OBJECTIVE:
Copy each line where the word "title" occurs.

SUPPLIED DATA:
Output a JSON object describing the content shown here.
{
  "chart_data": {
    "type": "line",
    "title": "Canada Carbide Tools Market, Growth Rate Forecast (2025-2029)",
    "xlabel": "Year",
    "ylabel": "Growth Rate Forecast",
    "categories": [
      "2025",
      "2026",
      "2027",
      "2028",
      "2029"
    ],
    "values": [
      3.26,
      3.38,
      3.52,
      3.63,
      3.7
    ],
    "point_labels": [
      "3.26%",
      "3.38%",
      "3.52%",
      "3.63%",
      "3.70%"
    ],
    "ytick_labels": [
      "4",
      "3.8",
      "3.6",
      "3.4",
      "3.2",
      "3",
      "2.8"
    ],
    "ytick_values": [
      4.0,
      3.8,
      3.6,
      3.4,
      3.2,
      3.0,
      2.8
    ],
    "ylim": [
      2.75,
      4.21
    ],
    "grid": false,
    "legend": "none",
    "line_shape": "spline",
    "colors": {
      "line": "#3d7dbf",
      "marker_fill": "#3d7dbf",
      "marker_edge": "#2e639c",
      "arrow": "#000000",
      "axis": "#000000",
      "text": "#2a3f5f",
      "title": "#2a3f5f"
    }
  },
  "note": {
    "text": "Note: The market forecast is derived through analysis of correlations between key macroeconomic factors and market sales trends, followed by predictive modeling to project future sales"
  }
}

TASK RESULT:
    "title": "Canada Carbide Tools Market, Growth Rate Forecast (2025-2029)",
      "title": "#2a3f5f"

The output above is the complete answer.